**Exercise goal**
Determine how many lines of the records include "tincidunt", and answer with the number alone.

**Provided information**
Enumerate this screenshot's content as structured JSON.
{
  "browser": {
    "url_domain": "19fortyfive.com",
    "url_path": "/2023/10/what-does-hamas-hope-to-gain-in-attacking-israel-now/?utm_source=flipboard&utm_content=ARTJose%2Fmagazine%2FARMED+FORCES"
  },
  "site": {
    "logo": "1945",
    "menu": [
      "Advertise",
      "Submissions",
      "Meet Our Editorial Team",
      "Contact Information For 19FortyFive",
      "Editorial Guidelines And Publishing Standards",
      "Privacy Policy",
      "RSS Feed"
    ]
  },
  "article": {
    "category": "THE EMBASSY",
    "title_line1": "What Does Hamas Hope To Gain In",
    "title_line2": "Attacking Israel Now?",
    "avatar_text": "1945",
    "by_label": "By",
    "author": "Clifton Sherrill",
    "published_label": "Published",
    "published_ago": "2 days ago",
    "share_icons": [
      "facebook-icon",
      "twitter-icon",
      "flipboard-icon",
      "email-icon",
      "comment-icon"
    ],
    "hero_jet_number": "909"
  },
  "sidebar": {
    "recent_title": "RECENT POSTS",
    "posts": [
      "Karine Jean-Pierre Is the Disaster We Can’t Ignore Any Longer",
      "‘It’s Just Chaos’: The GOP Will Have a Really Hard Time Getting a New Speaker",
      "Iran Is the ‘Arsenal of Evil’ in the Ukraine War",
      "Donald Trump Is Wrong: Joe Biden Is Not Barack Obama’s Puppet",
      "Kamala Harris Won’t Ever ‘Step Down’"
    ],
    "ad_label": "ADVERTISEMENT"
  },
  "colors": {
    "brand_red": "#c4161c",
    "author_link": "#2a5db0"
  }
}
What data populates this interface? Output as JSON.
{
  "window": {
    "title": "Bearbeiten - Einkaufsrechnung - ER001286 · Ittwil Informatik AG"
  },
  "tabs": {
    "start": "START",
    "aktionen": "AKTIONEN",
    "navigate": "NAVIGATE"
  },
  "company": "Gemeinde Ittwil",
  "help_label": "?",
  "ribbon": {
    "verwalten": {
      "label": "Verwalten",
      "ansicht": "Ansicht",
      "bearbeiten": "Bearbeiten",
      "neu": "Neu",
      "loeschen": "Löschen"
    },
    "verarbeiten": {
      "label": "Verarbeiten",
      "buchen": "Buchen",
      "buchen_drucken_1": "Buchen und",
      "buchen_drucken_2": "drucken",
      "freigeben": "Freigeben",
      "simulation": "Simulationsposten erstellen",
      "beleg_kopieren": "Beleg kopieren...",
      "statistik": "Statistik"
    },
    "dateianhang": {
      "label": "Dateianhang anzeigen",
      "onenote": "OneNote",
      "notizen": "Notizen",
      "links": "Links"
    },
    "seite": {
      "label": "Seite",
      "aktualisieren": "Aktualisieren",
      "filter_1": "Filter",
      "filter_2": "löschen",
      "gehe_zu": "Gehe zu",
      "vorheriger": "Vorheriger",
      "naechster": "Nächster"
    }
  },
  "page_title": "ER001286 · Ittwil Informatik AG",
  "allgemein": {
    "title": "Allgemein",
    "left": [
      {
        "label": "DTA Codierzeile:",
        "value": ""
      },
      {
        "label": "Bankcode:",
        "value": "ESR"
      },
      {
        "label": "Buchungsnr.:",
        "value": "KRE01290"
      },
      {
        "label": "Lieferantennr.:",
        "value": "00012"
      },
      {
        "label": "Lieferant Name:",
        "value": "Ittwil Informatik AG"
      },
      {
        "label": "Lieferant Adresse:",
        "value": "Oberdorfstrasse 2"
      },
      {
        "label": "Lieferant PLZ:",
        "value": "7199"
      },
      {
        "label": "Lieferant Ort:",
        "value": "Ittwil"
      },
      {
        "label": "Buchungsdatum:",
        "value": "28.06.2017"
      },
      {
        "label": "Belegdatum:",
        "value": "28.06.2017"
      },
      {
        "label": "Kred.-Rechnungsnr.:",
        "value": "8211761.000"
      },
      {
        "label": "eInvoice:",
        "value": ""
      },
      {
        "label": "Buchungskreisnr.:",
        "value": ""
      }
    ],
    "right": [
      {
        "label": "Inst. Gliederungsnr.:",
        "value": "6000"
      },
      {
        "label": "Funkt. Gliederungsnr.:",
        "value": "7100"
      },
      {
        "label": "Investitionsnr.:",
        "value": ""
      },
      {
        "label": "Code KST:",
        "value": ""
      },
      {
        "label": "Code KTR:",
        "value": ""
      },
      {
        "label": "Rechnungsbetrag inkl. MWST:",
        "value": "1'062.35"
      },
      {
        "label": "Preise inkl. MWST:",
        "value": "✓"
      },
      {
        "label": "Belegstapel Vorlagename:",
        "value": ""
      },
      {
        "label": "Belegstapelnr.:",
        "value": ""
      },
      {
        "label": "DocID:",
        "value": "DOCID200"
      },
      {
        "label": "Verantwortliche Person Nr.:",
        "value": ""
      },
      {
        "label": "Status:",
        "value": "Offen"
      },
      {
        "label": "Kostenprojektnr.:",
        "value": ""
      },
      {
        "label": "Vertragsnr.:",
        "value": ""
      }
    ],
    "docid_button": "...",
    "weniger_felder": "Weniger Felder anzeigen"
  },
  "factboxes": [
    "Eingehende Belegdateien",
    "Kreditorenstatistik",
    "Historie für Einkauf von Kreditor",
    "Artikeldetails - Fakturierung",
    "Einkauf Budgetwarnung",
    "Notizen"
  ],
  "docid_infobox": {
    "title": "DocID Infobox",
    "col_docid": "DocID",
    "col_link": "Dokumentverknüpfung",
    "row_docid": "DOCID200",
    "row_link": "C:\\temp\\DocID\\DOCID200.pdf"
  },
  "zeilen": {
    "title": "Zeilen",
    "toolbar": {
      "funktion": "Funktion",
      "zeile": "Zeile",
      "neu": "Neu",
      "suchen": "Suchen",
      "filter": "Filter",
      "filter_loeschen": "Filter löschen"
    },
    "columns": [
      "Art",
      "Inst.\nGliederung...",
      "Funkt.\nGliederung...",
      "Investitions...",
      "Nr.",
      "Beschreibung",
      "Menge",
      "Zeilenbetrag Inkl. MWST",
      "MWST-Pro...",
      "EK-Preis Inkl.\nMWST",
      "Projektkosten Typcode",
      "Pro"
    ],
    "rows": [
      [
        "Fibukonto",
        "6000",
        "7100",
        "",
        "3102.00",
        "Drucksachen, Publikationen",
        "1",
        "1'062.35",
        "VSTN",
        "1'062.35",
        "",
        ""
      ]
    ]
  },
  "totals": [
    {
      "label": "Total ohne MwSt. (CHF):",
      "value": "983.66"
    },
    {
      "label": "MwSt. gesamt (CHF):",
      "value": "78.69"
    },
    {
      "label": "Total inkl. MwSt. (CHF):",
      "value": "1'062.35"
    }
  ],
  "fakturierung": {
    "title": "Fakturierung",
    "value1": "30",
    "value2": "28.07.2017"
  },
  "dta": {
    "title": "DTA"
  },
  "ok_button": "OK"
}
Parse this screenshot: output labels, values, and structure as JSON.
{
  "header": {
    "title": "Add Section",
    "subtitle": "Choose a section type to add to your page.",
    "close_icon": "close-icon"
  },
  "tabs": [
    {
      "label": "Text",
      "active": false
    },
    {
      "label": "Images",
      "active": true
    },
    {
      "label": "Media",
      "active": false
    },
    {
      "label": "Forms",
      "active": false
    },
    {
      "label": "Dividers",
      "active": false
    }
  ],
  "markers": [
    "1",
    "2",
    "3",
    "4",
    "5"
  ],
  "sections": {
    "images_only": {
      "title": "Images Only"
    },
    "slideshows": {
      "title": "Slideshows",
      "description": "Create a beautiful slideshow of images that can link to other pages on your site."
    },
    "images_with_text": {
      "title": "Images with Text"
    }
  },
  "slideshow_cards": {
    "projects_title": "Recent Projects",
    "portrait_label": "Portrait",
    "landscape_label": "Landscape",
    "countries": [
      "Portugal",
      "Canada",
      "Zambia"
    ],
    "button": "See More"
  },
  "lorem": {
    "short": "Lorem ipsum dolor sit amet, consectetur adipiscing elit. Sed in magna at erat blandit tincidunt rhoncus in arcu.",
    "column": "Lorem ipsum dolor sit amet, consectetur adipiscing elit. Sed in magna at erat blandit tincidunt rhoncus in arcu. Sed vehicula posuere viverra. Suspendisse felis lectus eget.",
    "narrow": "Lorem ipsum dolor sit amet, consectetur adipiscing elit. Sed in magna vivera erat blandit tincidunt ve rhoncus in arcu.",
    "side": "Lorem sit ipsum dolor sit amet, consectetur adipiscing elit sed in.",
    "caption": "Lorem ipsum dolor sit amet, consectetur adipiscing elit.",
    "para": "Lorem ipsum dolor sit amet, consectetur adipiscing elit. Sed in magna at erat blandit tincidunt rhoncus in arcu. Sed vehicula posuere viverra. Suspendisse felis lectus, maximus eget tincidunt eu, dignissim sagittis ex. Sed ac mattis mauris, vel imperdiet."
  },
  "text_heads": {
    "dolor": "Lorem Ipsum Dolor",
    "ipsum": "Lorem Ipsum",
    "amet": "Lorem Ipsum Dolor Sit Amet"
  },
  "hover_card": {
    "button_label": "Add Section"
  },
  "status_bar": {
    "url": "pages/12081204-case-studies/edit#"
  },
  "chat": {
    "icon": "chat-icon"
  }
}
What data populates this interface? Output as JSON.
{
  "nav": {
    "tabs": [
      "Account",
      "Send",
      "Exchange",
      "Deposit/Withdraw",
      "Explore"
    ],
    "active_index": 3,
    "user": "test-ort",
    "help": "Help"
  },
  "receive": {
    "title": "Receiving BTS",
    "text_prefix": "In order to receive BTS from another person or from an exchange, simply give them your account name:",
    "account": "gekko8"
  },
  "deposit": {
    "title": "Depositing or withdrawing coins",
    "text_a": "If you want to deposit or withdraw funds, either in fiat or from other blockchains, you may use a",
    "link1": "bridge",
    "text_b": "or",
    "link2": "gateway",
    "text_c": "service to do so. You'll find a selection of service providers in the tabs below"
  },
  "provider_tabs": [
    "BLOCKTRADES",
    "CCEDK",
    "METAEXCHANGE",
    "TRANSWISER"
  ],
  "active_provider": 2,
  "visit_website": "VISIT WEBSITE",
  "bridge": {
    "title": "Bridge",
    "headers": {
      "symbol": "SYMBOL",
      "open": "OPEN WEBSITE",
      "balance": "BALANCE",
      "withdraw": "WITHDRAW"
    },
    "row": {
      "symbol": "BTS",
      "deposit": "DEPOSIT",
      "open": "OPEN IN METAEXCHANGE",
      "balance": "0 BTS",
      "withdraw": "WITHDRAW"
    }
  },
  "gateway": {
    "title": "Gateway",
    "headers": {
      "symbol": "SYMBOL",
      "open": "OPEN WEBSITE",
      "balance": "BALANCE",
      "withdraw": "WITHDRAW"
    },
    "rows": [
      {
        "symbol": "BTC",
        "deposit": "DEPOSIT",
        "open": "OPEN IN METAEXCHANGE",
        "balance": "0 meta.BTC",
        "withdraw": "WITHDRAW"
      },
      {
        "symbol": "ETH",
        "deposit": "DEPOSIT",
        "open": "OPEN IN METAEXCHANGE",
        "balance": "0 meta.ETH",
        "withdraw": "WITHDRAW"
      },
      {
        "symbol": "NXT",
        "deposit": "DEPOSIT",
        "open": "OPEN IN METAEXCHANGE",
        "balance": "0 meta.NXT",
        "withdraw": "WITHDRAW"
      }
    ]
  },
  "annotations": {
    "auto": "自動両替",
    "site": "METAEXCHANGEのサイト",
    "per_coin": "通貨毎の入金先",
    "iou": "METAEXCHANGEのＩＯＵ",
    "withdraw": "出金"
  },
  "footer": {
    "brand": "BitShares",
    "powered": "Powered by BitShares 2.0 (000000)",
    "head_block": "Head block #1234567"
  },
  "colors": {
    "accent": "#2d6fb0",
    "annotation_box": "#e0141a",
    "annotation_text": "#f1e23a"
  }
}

**Exercise response**
4